**WHAT YOU ARE ASKED TO DO**
Extract the complete listing and repeat it word for word.

**INPUT DATA**
[START]

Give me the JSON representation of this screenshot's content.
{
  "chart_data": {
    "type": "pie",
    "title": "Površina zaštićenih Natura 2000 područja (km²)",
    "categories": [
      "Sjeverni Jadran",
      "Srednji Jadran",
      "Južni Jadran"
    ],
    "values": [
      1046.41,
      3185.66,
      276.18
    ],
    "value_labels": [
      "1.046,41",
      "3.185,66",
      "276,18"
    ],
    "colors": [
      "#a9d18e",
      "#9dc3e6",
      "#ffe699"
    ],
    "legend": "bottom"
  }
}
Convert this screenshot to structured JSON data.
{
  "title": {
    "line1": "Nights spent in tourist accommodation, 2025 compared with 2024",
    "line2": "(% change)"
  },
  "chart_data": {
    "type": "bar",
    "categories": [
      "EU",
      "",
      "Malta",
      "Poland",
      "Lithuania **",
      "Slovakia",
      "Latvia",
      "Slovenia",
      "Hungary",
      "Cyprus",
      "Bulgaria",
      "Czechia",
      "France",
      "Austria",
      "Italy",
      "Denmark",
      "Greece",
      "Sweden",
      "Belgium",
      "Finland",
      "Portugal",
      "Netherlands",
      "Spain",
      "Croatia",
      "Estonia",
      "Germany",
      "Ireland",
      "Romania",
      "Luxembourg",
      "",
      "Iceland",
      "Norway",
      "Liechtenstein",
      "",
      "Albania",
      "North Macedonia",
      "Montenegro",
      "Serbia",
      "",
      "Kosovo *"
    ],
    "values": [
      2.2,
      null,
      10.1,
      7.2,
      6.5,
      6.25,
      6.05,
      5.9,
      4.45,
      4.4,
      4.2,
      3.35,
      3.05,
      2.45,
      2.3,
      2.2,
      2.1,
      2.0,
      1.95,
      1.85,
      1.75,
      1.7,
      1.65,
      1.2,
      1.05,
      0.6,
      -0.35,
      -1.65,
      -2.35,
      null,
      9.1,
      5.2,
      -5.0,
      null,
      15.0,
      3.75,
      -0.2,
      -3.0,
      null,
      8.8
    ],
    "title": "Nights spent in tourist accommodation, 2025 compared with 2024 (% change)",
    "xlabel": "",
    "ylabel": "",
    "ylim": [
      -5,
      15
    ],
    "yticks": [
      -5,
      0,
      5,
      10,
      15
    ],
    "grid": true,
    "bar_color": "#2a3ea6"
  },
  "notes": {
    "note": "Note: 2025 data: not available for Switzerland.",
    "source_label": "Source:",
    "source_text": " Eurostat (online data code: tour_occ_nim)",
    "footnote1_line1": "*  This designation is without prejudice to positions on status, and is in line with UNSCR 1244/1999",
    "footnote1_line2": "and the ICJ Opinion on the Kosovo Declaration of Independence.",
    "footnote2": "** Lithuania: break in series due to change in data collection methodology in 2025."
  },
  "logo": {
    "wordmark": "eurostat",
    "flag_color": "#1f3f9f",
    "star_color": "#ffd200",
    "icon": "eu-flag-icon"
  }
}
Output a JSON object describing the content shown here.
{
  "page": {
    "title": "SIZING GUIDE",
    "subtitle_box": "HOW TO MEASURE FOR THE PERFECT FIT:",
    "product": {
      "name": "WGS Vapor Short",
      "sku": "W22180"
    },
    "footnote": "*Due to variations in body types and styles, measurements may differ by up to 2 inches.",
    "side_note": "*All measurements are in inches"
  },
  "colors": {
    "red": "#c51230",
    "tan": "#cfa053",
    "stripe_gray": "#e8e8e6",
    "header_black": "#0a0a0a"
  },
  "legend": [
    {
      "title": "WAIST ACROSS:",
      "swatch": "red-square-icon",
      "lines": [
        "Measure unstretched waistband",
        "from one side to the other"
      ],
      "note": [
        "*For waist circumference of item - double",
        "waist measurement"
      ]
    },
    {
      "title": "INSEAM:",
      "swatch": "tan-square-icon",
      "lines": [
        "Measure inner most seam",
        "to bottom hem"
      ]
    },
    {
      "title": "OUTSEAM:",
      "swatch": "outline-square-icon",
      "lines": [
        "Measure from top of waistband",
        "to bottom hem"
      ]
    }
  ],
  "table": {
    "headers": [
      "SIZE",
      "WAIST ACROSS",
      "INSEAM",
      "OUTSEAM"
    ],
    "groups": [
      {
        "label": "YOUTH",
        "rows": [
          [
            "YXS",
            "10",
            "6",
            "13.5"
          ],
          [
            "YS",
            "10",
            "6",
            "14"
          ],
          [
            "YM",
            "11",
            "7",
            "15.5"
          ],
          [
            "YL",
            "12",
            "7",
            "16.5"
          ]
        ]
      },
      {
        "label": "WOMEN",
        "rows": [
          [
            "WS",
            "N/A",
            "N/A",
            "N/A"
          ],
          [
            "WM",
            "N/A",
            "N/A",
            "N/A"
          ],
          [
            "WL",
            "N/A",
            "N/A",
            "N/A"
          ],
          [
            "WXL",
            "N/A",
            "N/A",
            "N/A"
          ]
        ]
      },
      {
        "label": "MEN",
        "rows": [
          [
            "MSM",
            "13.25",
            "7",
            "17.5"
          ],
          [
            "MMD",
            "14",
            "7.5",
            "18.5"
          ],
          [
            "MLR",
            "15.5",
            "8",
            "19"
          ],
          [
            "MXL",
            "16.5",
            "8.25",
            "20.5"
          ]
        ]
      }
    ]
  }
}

[END]

**TASK SOLUTION**
Give me the JSON representation of this screenshot's content.
{
  "chart_data": {
    "type": "pie",
    "title": "Površina zaštićenih Natura 2000 područja (km²)",
    "categories": [
      "Sjeverni Jadran",
      "Srednji Jadran",
      "Južni Jadran"
    ],
    "values": [
      1046.41,
      3185.66,
      276.18
    ],
    "value_labels": [
      "1.046,41",
      "3.185,66",
      "276,18"
    ],
    "colors": [
      "#a9d18e",
      "#9dc3e6",
      "#ffe699"
    ],
    "legend": "bottom"
  }
}
Convert this screenshot to structured JSON data.
{
  "title": {
    "line1": "Nights spent in tourist accommodation, 2025 compared with 2024",
    "line2": "(% change)"
  },
  "chart_data": {
    "type": "bar",
    "categories": [
      "EU",
      "",
      "Malta",
      "Poland",
      "Lithuania **",
      "Slovakia",
      "Latvia",
      "Slovenia",
      "Hungary",
      "Cyprus",
      "Bulgaria",
      "Czechia",
      "France",
      "Austria",
      "Italy",
      "Denmark",
      "Greece",
      "Sweden",
      "Belgium",
      "Finland",
      "Portugal",
      "Netherlands",
      "Spain",
      "Croatia",
      "Estonia",
      "Germany",
      "Ireland",
      "Romania",
      "Luxembourg",
      "",
      "Iceland",
      "Norway",
      "Liechtenstein",
      "",
      "Albania",
      "North Macedonia",
      "Montenegro",
      "Serbia",
      "",
      "Kosovo *"
    ],
    "values": [
      2.2,
      null,
      10.1,
      7.2,
      6.5,
      6.25,
      6.05,
      5.9,
      4.45,
      4.4,
      4.2,
      3.35,
      3.05,
      2.45,
      2.3,
      2.2,
      2.1,
      2.0,
      1.95,
      1.85,
      1.75,
      1.7,
      1.65,
      1.2,
      1.05,
      0.6,
      -0.35,
      -1.65,
      -2.35,
      null,
      9.1,
      5.2,
      -5.0,
      null,
      15.0,
      3.75,
      -0.2,
      -3.0,
      null,
      8.8
    ],
    "title": "Nights spent in tourist accommodation, 2025 compared with 2024 (% change)",
    "xlabel": "",
    "ylabel": "",
    "ylim": [
      -5,
      15
    ],
    "yticks": [
      -5,
      0,
      5,
      10,
      15
    ],
    "grid": true,
    "bar_color": "#2a3ea6"
  },
  "notes": {
    "note": "Note: 2025 data: not available for Switzerland.",
    "source_label": "Source:",
    "source_text": " Eurostat (online data code: tour_occ_nim)",
    "footnote1_line1": "*  This designation is without prejudice to positions on status, and is in line with UNSCR 1244/1999",
    "footnote1_line2": "and the ICJ Opinion on the Kosovo Declaration of Independence.",
    "footnote2": "** Lithuania: break in series due to change in data collection methodology in 2025."
  },
  "logo": {
    "wordmark": "eurostat",
    "flag_color": "#1f3f9f",
    "star_color": "#ffd200",
    "icon": "eu-flag-icon"
  }
}
Output a JSON object describing the content shown here.
{
  "page": {
    "title": "SIZING GUIDE",
    "subtitle_box": "HOW TO MEASURE FOR THE PERFECT FIT:",
    "product": {
      "name": "WGS Vapor Short",
      "sku": "W22180"
    },
    "footnote": "*Due to variations in body types and styles, measurements may differ by up to 2 inches.",
    "side_note": "*All measurements are in inches"
  },
  "colors": {
    "red": "#c51230",
    "tan": "#cfa053",
    "stripe_gray": "#e8e8e6",
    "header_black": "#0a0a0a"
  },
  "legend": [
    {
      "title": "WAIST ACROSS:",
      "swatch": "red-square-icon",
      "lines": [
        "Measure unstretched waistband",
        "from one side to the other"
      ],
      "note": [
        "*For waist circumference of item - double",
        "waist measurement"
      ]
    },
    {
      "title": "INSEAM:",
      "swatch": "tan-square-icon",
      "lines": [
        "Measure inner most seam",
        "to bottom hem"
      ]
    },
    {
      "title": "OUTSEAM:",
      "swatch": "outline-square-icon",
      "lines": [
        "Measure from top of waistband",
        "to bottom hem"
      ]
    }
  ],
  "table": {
    "headers": [
      "SIZE",
      "WAIST ACROSS",
      "INSEAM",
      "OUTSEAM"
    ],
    "groups": [
      {
        "label": "YOUTH",
        "rows": [
          [
            "YXS",
            "10",
            "6",
            "13.5"
          ],
          [
            "YS",
            "10",
            "6",
            "14"
          ],
          [
            "YM",
            "11",
            "7",
            "15.5"
          ],
          [
            "YL",
            "12",
            "7",
            "16.5"
          ]
        ]
      },
      {
        "label": "WOMEN",
        "rows": [
          [
            "WS",
            "N/A",
            "N/A",
            "N/A"
          ],
          [
            "WM",
            "N/A",
            "N/A",
            "N/A"
          ],
          [
            "WL",
            "N/A",
            "N/A",
            "N/A"
          ],
          [
            "WXL",
            "N/A",
            "N/A",
            "N/A"
          ]
        ]
      },
      {
        "label": "MEN",
        "rows": [
          [
            "MSM",
            "13.25",
            "7",
            "17.5"
          ],
          [
            "MMD",
            "14",
            "7.5",
            "18.5"
          ],
          [
            "MLR",
            "15.5",
            "8",
            "19"
          ],
          [
            "MXL",
            "16.5",
            "8.25",
            "20.5"
          ]
        ]
      }
    ]
  }
}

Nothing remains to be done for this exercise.